** START Data to process **

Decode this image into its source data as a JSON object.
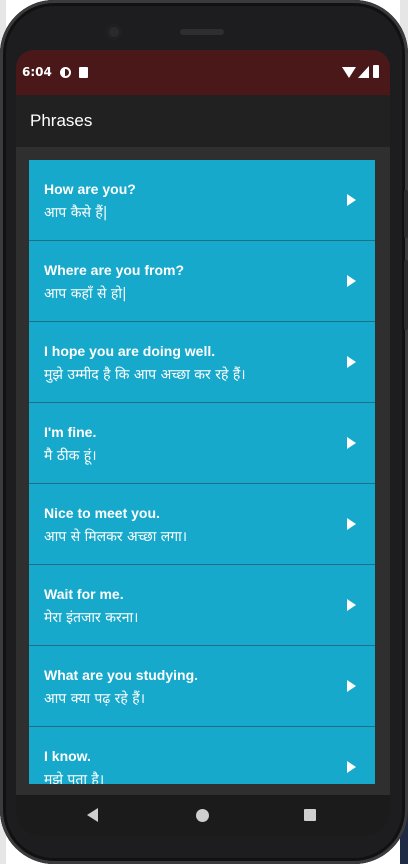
{
  "status_bar": {
    "time": "6:04",
    "icons": [
      "notification-icon",
      "sd-card-icon",
      "wifi-icon",
      "signal-icon",
      "battery-icon"
    ]
  },
  "app_bar": {
    "title": "Phrases"
  },
  "phrases": [
    {
      "english": "How are you?",
      "hindi": "आप कैसे हैं|"
    },
    {
      "english": "Where are you from?",
      "hindi": "आप कहाँ से हो|"
    },
    {
      "english": "I hope you are doing well.",
      "hindi": "मुझे उम्मीद है कि आप अच्छा कर रहे हैं।"
    },
    {
      "english": "I'm fine.",
      "hindi": "मै ठीक हूं।"
    },
    {
      "english": "Nice to meet  you.",
      "hindi": "आप से मिलकर अच्छा लगा।"
    },
    {
      "english": "Wait for me.",
      "hindi": "मेरा इंतजार करना।"
    },
    {
      "english": "What are you studying.",
      "hindi": "आप क्या पढ़ रहे हैं।"
    },
    {
      "english": "I know.",
      "hindi": "मुझे पता है।"
    }
  ],
  "colors": {
    "row_background": "#16a9cb",
    "status_bar": "#4a1818",
    "app_bar": "#212121",
    "screen_background": "#2f2f30"
  },
  "navigation_bar": {
    "icons": [
      "back-icon",
      "home-icon",
      "recents-icon"
    ]
  }
}
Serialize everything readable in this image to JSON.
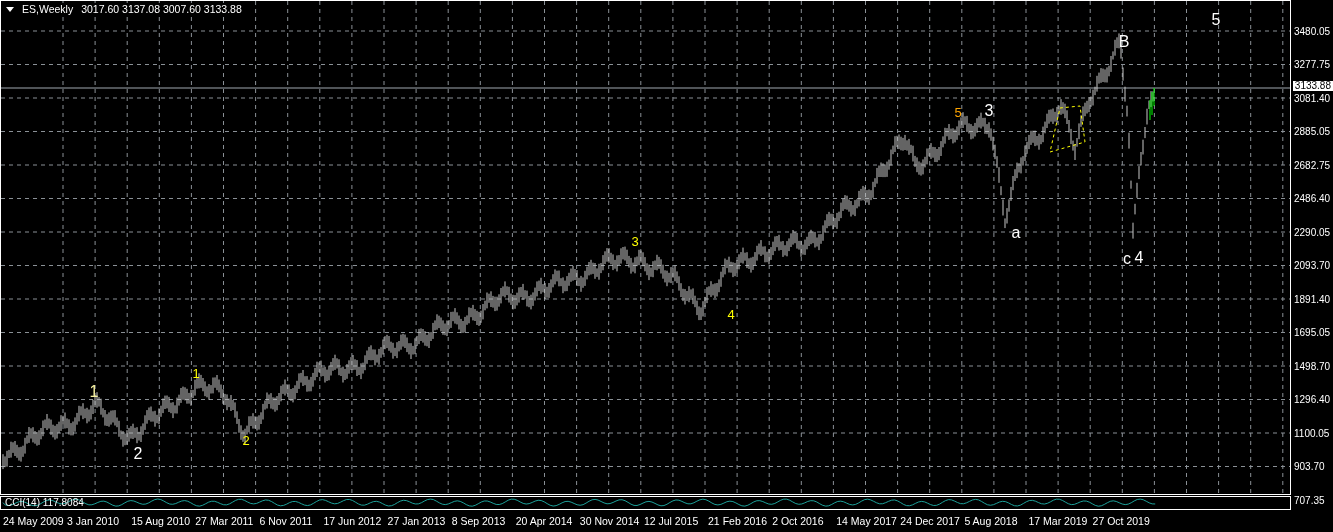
{
  "header": {
    "symbol": "ES,Weekly",
    "ohlc": "3017.60 3137.08 3007.60 3133.88"
  },
  "price_axis": {
    "labels": [
      "3480.05",
      "3277.75",
      "3081.40",
      "2885.05",
      "2682.75",
      "2486.40",
      "2290.05",
      "2093.70",
      "1891.40",
      "1695.05",
      "1498.70",
      "1296.40",
      "1100.05",
      "903.70",
      "707.35"
    ],
    "current_price": "3133.88"
  },
  "wave_labels": [
    {
      "text": "1",
      "color": "#f5f0a0"
    },
    {
      "text": "2",
      "color": "#ffffff"
    },
    {
      "text": "1",
      "color": "#ffff00"
    },
    {
      "text": "2",
      "color": "#ffff00"
    },
    {
      "text": "3",
      "color": "#ffff00"
    },
    {
      "text": "4",
      "color": "#ffff00"
    },
    {
      "text": "5",
      "color": "#ffa500"
    },
    {
      "text": "3",
      "color": "#ffffff"
    },
    {
      "text": "a",
      "color": "#ffffff"
    },
    {
      "text": "B",
      "color": "#ffffff"
    },
    {
      "text": "c",
      "color": "#ffffff"
    },
    {
      "text": "4",
      "color": "#ffffff"
    },
    {
      "text": "5",
      "color": "#ffffff"
    }
  ],
  "indicator": {
    "label": "CCI(14) 117.8084"
  },
  "time_axis": {
    "labels": [
      "24 May 2009",
      "3 Jan 2010",
      "15 Aug 2010",
      "27 Mar 2011",
      "6 Nov 2011",
      "17 Jun 2012",
      "27 Jan 2013",
      "8 Sep 2013",
      "20 Apr 2014",
      "30 Nov 2014",
      "12 Jul 2015",
      "21 Feb 2016",
      "2 Oct 2016",
      "14 May 2017",
      "24 Dec 2017",
      "5 Aug 2018",
      "17 Mar 2019",
      "27 Oct 2019"
    ]
  }
}
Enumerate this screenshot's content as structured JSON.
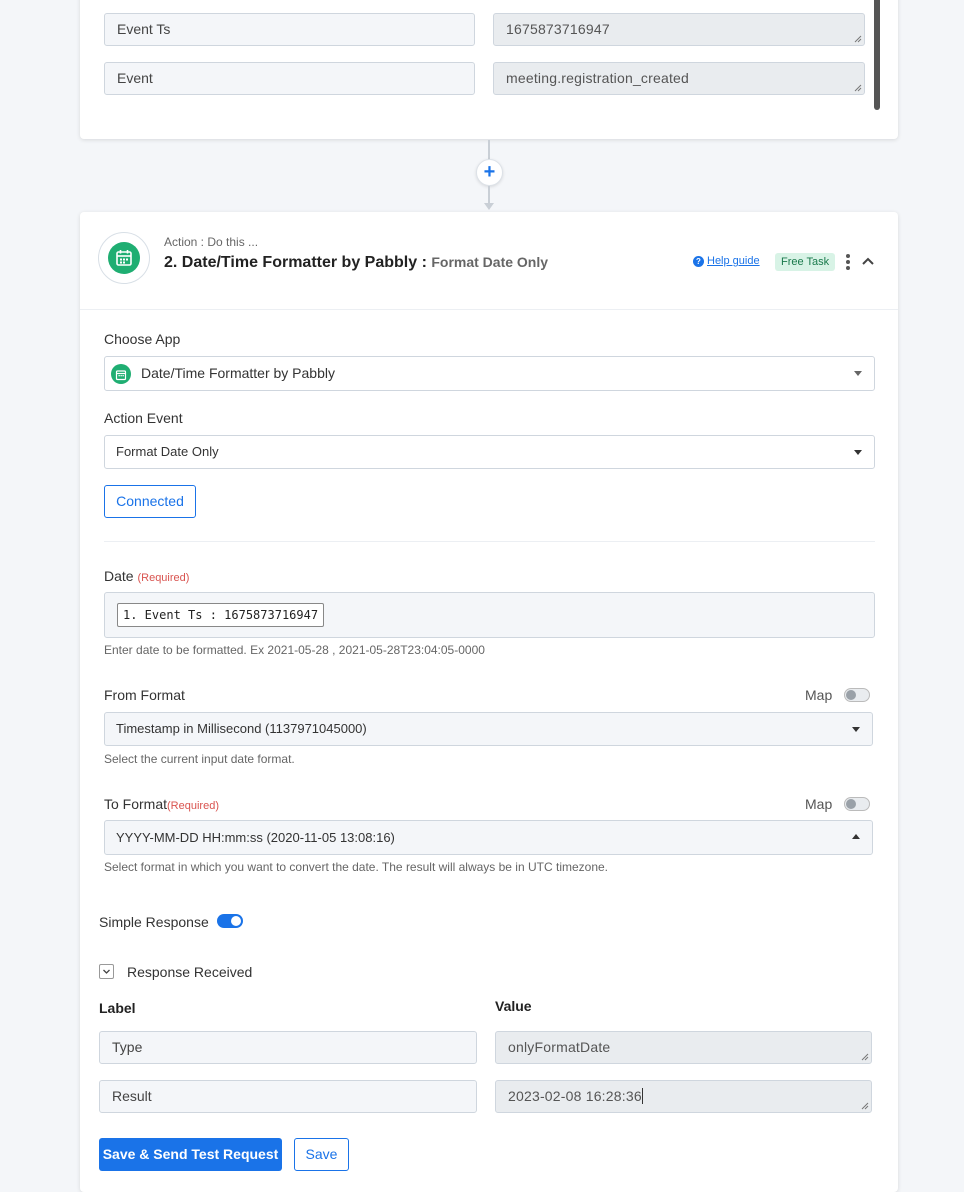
{
  "top_card": {
    "rows": [
      {
        "label": "Event Ts",
        "value": "1675873716947"
      },
      {
        "label": "Event",
        "value": "meeting.registration_created"
      }
    ]
  },
  "action": {
    "subtitle": "Action : Do this ...",
    "title": "2. Date/Time Formatter by Pabbly :",
    "event_name": "Format Date Only",
    "help_link": "Help guide",
    "badge": "Free Task"
  },
  "form": {
    "choose_app_label": "Choose App",
    "choose_app_value": "Date/Time Formatter by Pabbly",
    "action_event_label": "Action Event",
    "action_event_value": "Format Date Only",
    "connected_label": "Connected",
    "date_label": "Date",
    "required_text": "(Required)",
    "date_chip": "1. Event Ts : 1675873716947",
    "date_help": "Enter date to be formatted. Ex 2021-05-28 , 2021-05-28T23:04:05-0000",
    "from_format_label": "From Format",
    "map_label": "Map",
    "from_format_value": "Timestamp in Millisecond (1137971045000)",
    "from_format_help": "Select the current input date format.",
    "to_format_label": "To Format",
    "to_format_value": "YYYY-MM-DD HH:mm:ss (2020-11-05 13:08:16)",
    "to_format_help": "Select format in which you want to convert the date. The result will always be in UTC timezone.",
    "simple_response_label": "Simple Response",
    "response_received_label": "Response Received"
  },
  "response": {
    "label_header": "Label",
    "value_header": "Value",
    "rows": [
      {
        "label": "Type",
        "value": "onlyFormatDate"
      },
      {
        "label": "Result",
        "value": "2023-02-08 16:28:36"
      }
    ]
  },
  "buttons": {
    "save_send": "Save & Send Test Request",
    "save": "Save"
  },
  "colors": {
    "accent": "#1a73e8",
    "app_green": "#1fae72",
    "required_red": "#d9534f"
  },
  "icons": {
    "plus": "plus-icon",
    "calendar": "calendar-icon",
    "help": "question-circle-icon",
    "kebab": "kebab-icon",
    "collapse": "chevron-up-icon",
    "dropdown": "caret-down-icon",
    "checkbox": "checkbox-checked-icon"
  }
}
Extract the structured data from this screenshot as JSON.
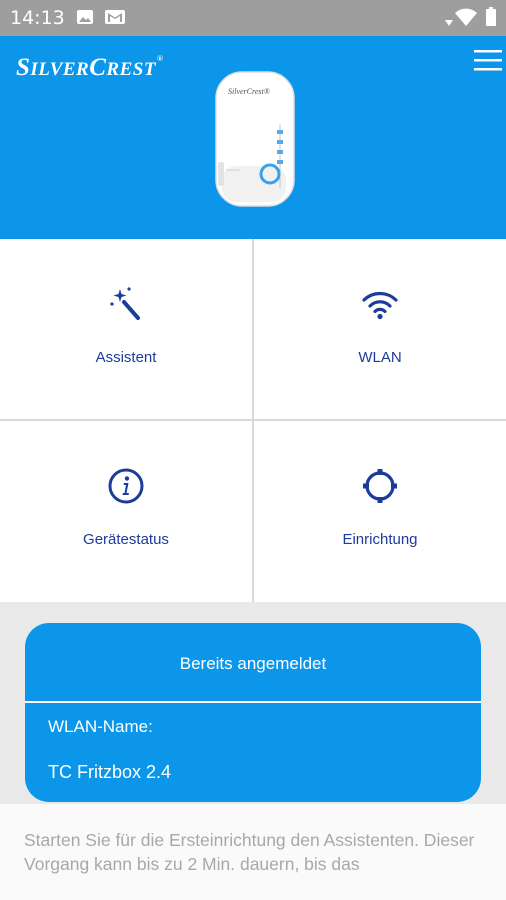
{
  "status_bar": {
    "time": "14:13",
    "icons": [
      "image-icon",
      "gmail-icon",
      "wifi-icon",
      "battery-icon"
    ]
  },
  "header": {
    "brand_first": "S",
    "brand_mid": "ILVER",
    "brand_c": "C",
    "brand_rest": "REST",
    "brand_reg": "®",
    "device_brand": "SilverCrest®",
    "menu_icon": "hamburger-menu-icon",
    "background_color": "#0b96e9"
  },
  "tiles": [
    {
      "label": "Assistent",
      "icon": "magic-wand-icon"
    },
    {
      "label": "WLAN",
      "icon": "wifi-icon"
    },
    {
      "label": "Gerätestatus",
      "icon": "info-icon"
    },
    {
      "label": "Einrichtung",
      "icon": "gear-icon"
    }
  ],
  "connection_card": {
    "title": "Bereits angemeldet",
    "ssid_label": "WLAN-Name:",
    "ssid_value": "TC Fritzbox 2.4"
  },
  "info_text": "Starten Sie für die Ersteinrichtung den Assistenten. Dieser Vorgang kann bis zu 2 Min. dauern, bis das"
}
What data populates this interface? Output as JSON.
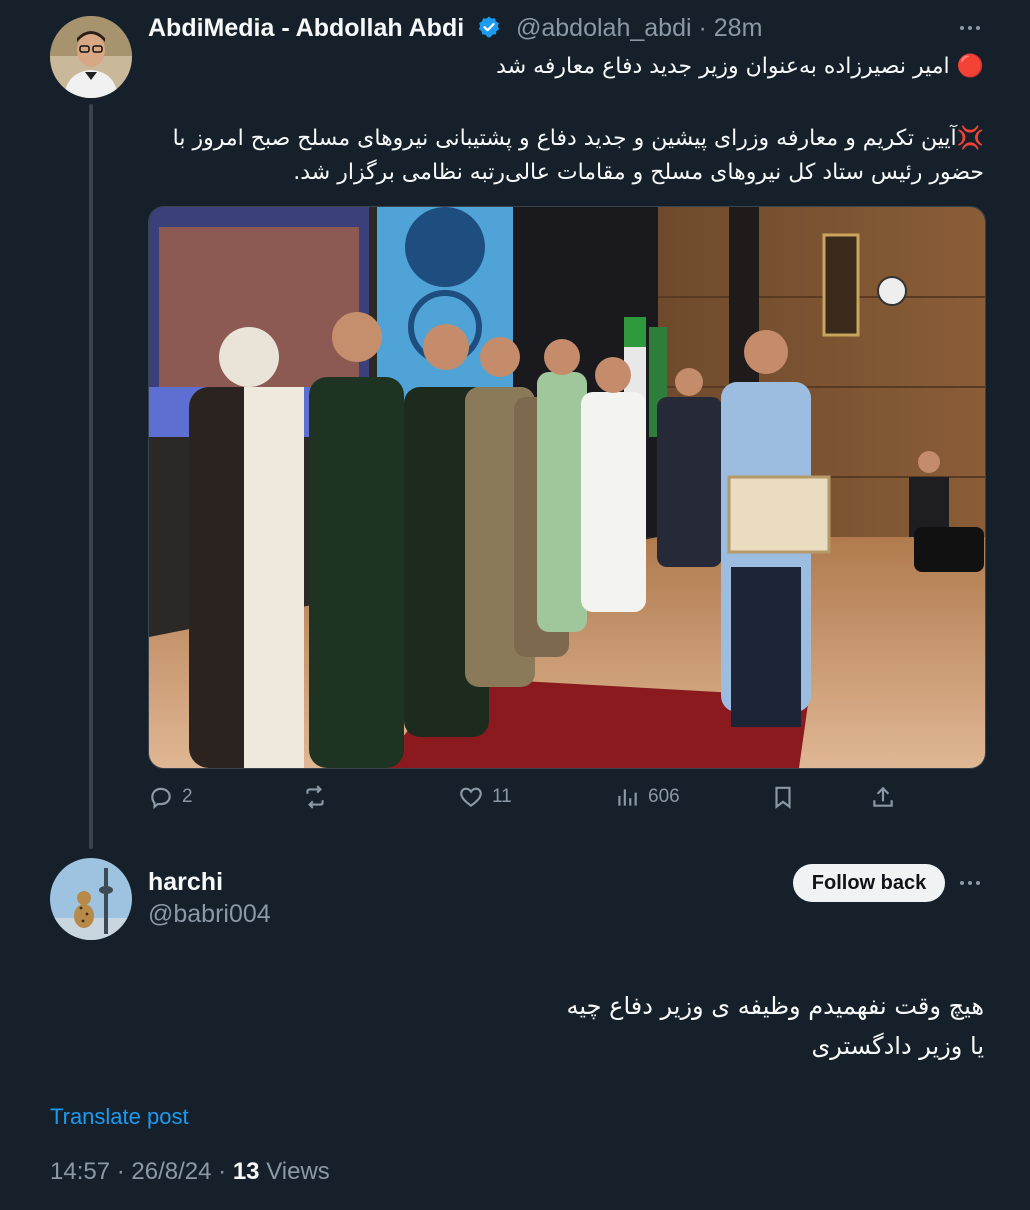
{
  "tweet": {
    "author_name": "AbdiMedia - Abdollah Abdi",
    "author_handle": "@abdolah_abdi",
    "dot": "·",
    "time_ago": "28m",
    "verified_icon": "verified-badge-icon",
    "line1": "🔴 امیر نصیرزاده به‌عنوان وزیر جدید دفاع معارفه شد",
    "line2": "💢آیین تکریم و معارفه وزرای پیشین و جدید دفاع و پشتیبانی نیروهای مسلح صبح امروز با حضور رئیس ستاد کل نیروهای مسلح و مقامات عالی‌رتبه نظامی برگزار شد.",
    "image_icon": "ceremony-photo",
    "actions": {
      "reply_count": "2",
      "repost_count": "",
      "like_count": "11",
      "views_count": "606"
    }
  },
  "reply": {
    "author_name": "harchi",
    "author_handle": "@babri004",
    "follow_label": "Follow back",
    "text_line1": "هیچ وقت نفهمیدم وظیفه ی وزیر دفاع چیه",
    "text_line2": "یا وزیر دادگستری",
    "translate_label": "Translate post",
    "time": "14:57",
    "date": "26/8/24",
    "sep": "·",
    "views_count": "13",
    "views_label": "Views"
  },
  "colors": {
    "background": "#15202b",
    "text": "#f7f9f9",
    "muted": "#8b98a5",
    "accent": "#1d9bf0"
  }
}
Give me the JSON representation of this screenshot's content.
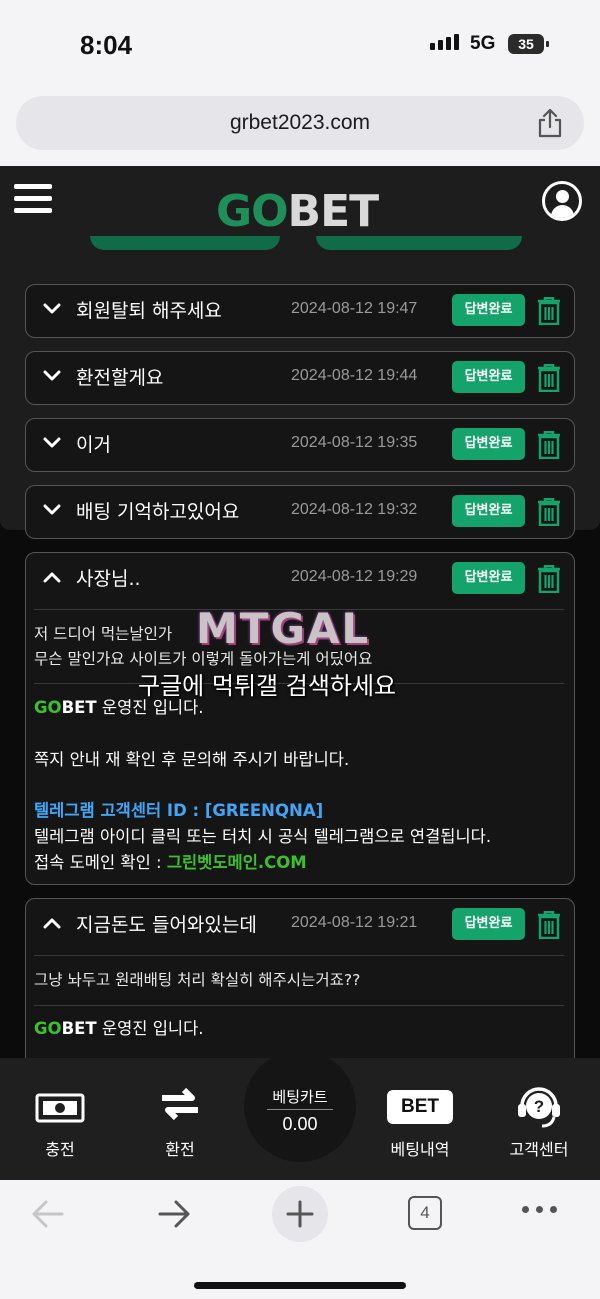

** END Data to process **

Restate the full listing verbatim and drop every picture.

Decode this image into its source data as a JSON object.
{
  "status_bar": {
    "time": "6:04",
    "icons": [
      "notification-icon",
      "sd-card-icon",
      "wifi-icon",
      "signal-icon",
      "battery-icon"
    ]
  },
  "app_bar": {
    "title": "Phrases"
  },
  "phrases": [
    {
      "english": "How are you?",
      "hindi": "आप कैसे हैं|"
    },
    {
      "english": "Where are you from?",
      "hindi": "आप कहाँ से हो|"
    },
    {
      "english": "I hope you are doing well.",
      "hindi": "मुझे उम्मीद है कि आप अच्छा कर रहे हैं।"
    },
    {
      "english": "I'm fine.",
      "hindi": "मै ठीक हूं।"
    },
    {
      "english": "Nice to meet  you.",
      "hindi": "आप से मिलकर अच्छा लगा।"
    },
    {
      "english": "Wait for me.",
      "hindi": "मेरा इंतजार करना।"
    },
    {
      "english": "What are you studying.",
      "hindi": "आप क्या पढ़ रहे हैं।"
    },
    {
      "english": "I know.",
      "hindi": "मुझे पता है।"
    }
  ],
  "colors": {
    "row_background": "#16a9cb",
    "status_bar": "#4a1818",
    "app_bar": "#212121",
    "screen_background": "#2f2f30"
  },
  "navigation_bar": {
    "icons": [
      "back-icon",
      "home-icon",
      "recents-icon"
    ]
  }
}
Serialize everything readable in this image to JSON.
{
  "header": {
    "symbol": "ES,Weekly",
    "ohlc": "3017.60 3137.08 3007.60 3133.88"
  },
  "price_axis": {
    "labels": [
      "3480.05",
      "3277.75",
      "3081.40",
      "2885.05",
      "2682.75",
      "2486.40",
      "2290.05",
      "2093.70",
      "1891.40",
      "1695.05",
      "1498.70",
      "1296.40",
      "1100.05",
      "903.70",
      "707.35"
    ],
    "current_price": "3133.88"
  },
  "wave_labels": [
    {
      "text": "1",
      "color": "#f5f0a0"
    },
    {
      "text": "2",
      "color": "#ffffff"
    },
    {
      "text": "1",
      "color": "#ffff00"
    },
    {
      "text": "2",
      "color": "#ffff00"
    },
    {
      "text": "3",
      "color": "#ffff00"
    },
    {
      "text": "4",
      "color": "#ffff00"
    },
    {
      "text": "5",
      "color": "#ffa500"
    },
    {
      "text": "3",
      "color": "#ffffff"
    },
    {
      "text": "a",
      "color": "#ffffff"
    },
    {
      "text": "B",
      "color": "#ffffff"
    },
    {
      "text": "c",
      "color": "#ffffff"
    },
    {
      "text": "4",
      "color": "#ffffff"
    },
    {
      "text": "5",
      "color": "#ffffff"
    }
  ],
  "indicator": {
    "label": "CCI(14) 117.8084"
  },
  "time_axis": {
    "labels": [
      "24 May 2009",
      "3 Jan 2010",
      "15 Aug 2010",
      "27 Mar 2011",
      "6 Nov 2011",
      "17 Jun 2012",
      "27 Jan 2013",
      "8 Sep 2013",
      "20 Apr 2014",
      "30 Nov 2014",
      "12 Jul 2015",
      "21 Feb 2016",
      "2 Oct 2016",
      "14 May 2017",
      "24 Dec 2017",
      "5 Aug 2018",
      "17 Mar 2019",
      "27 Oct 2019"
    ]
  }
}
Enumerate this screenshot's content as structured JSON.
{
  "top_card": {
    "rows": [
      {
        "label": "Event Ts",
        "value": "1675873716947"
      },
      {
        "label": "Event",
        "value": "meeting.registration_created"
      }
    ]
  },
  "action": {
    "subtitle": "Action : Do this ...",
    "title": "2. Date/Time Formatter by Pabbly :",
    "event_name": "Format Date Only",
    "help_link": "Help guide",
    "badge": "Free Task"
  },
  "form": {
    "choose_app_label": "Choose App",
    "choose_app_value": "Date/Time Formatter by Pabbly",
    "action_event_label": "Action Event",
    "action_event_value": "Format Date Only",
    "connected_label": "Connected",
    "date_label": "Date",
    "required_text": "(Required)",
    "date_chip": "1. Event Ts : 1675873716947",
    "date_help": "Enter date to be formatted. Ex 2021-05-28 , 2021-05-28T23:04:05-0000",
    "from_format_label": "From Format",
    "map_label": "Map",
    "from_format_value": "Timestamp in Millisecond (1137971045000)",
    "from_format_help": "Select the current input date format.",
    "to_format_label": "To Format",
    "to_format_value": "YYYY-MM-DD HH:mm:ss (2020-11-05 13:08:16)",
    "to_format_help": "Select format in which you want to convert the date. The result will always be in UTC timezone.",
    "simple_response_label": "Simple Response",
    "response_received_label": "Response Received"
  },
  "response": {
    "label_header": "Label",
    "value_header": "Value",
    "rows": [
      {
        "label": "Type",
        "value": "onlyFormatDate"
      },
      {
        "label": "Result",
        "value": "2023-02-08 16:28:36"
      }
    ]
  },
  "buttons": {
    "save_send": "Save & Send Test Request",
    "save": "Save"
  },
  "colors": {
    "accent": "#1a73e8",
    "app_green": "#1fae72",
    "required_red": "#d9534f"
  },
  "icons": {
    "plus": "plus-icon",
    "calendar": "calendar-icon",
    "help": "question-circle-icon",
    "kebab": "kebab-icon",
    "collapse": "chevron-up-icon",
    "dropdown": "caret-down-icon",
    "checkbox": "checkbox-checked-icon"
  }
}
Extract the structured data from this screenshot as JSON.
{
  "status_bar": {
    "time": "14:13",
    "icons": [
      "image-icon",
      "gmail-icon",
      "wifi-icon",
      "battery-icon"
    ]
  },
  "header": {
    "brand_first": "S",
    "brand_mid": "ILVER",
    "brand_c": "C",
    "brand_rest": "REST",
    "brand_reg": "®",
    "device_brand": "SilverCrest®",
    "menu_icon": "hamburger-menu-icon",
    "background_color": "#0b96e9"
  },
  "tiles": [
    {
      "label": "Assistent",
      "icon": "magic-wand-icon"
    },
    {
      "label": "WLAN",
      "icon": "wifi-icon"
    },
    {
      "label": "Gerätestatus",
      "icon": "info-icon"
    },
    {
      "label": "Einrichtung",
      "icon": "gear-icon"
    }
  ],
  "connection_card": {
    "title": "Bereits angemeldet",
    "ssid_label": "WLAN-Name:",
    "ssid_value": "TC Fritzbox 2.4"
  },
  "info_text": "Starten Sie für die Ersteinrichtung den Assistenten. Dieser Vorgang kann bis zu 2 Min. dauern, bis das"
}
What data populates this interface? Output as JSON.
{
  "tweet": {
    "author_name": "AbdiMedia - Abdollah Abdi",
    "author_handle": "@abdolah_abdi",
    "dot": "·",
    "time_ago": "28m",
    "verified_icon": "verified-badge-icon",
    "line1": "🔴 امیر نصیرزاده به‌عنوان وزیر جدید دفاع معارفه شد",
    "line2": "💢آیین تکریم و معارفه وزرای پیشین و جدید دفاع و پشتیبانی نیروهای مسلح صبح امروز با حضور رئیس ستاد کل نیروهای مسلح و مقامات عالی‌رتبه نظامی برگزار شد.",
    "image_icon": "ceremony-photo",
    "actions": {
      "reply_count": "2",
      "repost_count": "",
      "like_count": "11",
      "views_count": "606"
    }
  },
  "reply": {
    "author_name": "harchi",
    "author_handle": "@babri004",
    "follow_label": "Follow back",
    "text_line1": "هیچ وقت نفهمیدم وظیفه ی وزیر دفاع چیه",
    "text_line2": "یا وزیر دادگستری",
    "translate_label": "Translate post",
    "time": "14:57",
    "date": "26/8/24",
    "sep": "·",
    "views_count": "13",
    "views_label": "Views"
  },
  "colors": {
    "background": "#15202b",
    "text": "#f7f9f9",
    "muted": "#8b98a5",
    "accent": "#1d9bf0"
  }
}
Give me the JSON representation of this screenshot's content.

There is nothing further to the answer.